C’est contre le pouvoir du racisme, du déni et de la violence contre les femmes que les statues sont contestées.
Les statues ressemblent beaucoup au passé, c’est pourquoi chaque fois qu’elles sont remises en question, nous nous tournons vers les historiens. La vérité est que les statues ne font partie du passé que lorsqu’elles sont silencieuses sur les places, partageant l’indifférence mutuelle entre nous et elles. Dans ces moments, qui durent parfois des siècles, elles sont plus intentionnellement visitées par des colombes que par des êtres humains. Cependant, lorsqu’elles deviennent l’objet d’un litige, les statues sautent du passé et font partie de notre présent. Sinon, comment pourrions-nous dialoguer avec elles et elles avec nous ? Bien sûr, il y a des statues qui ne sont jamais contestées, soit parce qu’elles appartiennent à un passé trop lointain, soit parce qu’elles appartiennent à l’éternel présent de l’art. Ces statues ne sont tout simplement pas à l’abri des extrémistes fous, comme les Bouddhas de Bamiyan du cinquième siècle, détruits par les Talibans d’Afghanistan en 2001.

-=-=-=-=-

**Consignes**
- A) Relevez les pouvoirs contre lesquels, selon le texte sur les statues, celles-ci sont contestées.
- B) Rédigez la suite du texte sur les statues contestées, à partir de sa dernière phrase.
Les données proviennent d'une source distincte de ce texte.

**Données fournies**
-=-=-=-=-

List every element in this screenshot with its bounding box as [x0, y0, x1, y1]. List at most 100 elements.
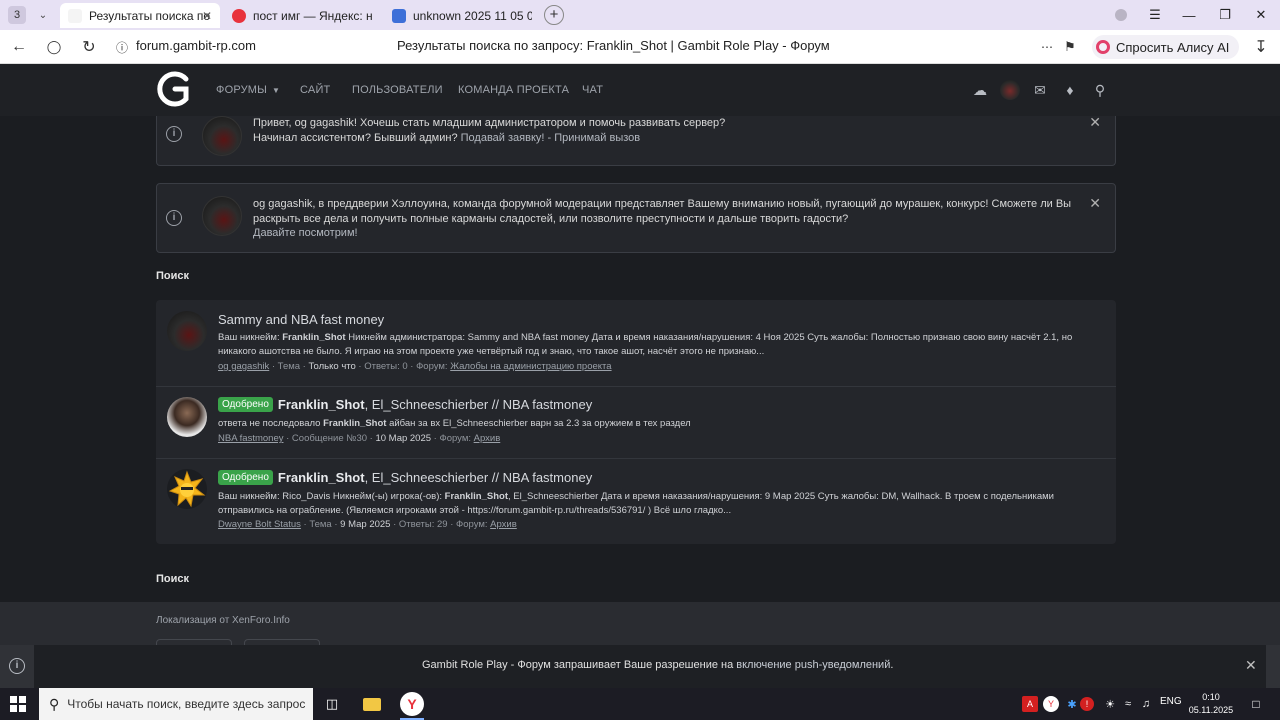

-=-=-=-=-

**Corrigé**
- A) Le racisme, le déni et la violence contre les femmes.

- B)
Les statues qui font ce saut et s’offrent au dialogue font partie de notre présent et sont contestées car elles représentent des factures impayées, des destructions et des injustices non réparées. Ceux qui les contestent ne leur demandent pas de comptes ni ne leur réclament des réparations. Les comptes doivent être faits et les réparations doivent être accordées par ceux qui ont hérité et détiennent le pouvoir injuste que les statues représentent. Chaque fois que le pouvoir qui les avait fait ériger a été vaincu à juste titre ou injustement, les statues ont été enlevées rapidement sans aucune agitation et même avec des applaudissements. Si le mouvement actuel de contestation des statues, initié par le mouvement #blacklivesmatter, est si fort, c’est dû à la continuité dans le présent du pouvoir qui a été à l’origine dans le passé des destructions et des injustices dont les statues sont involontairement les témoins. Et si le pouvoir continue, les destructions et les injustices continuent. Le litige porte sur ces derniers.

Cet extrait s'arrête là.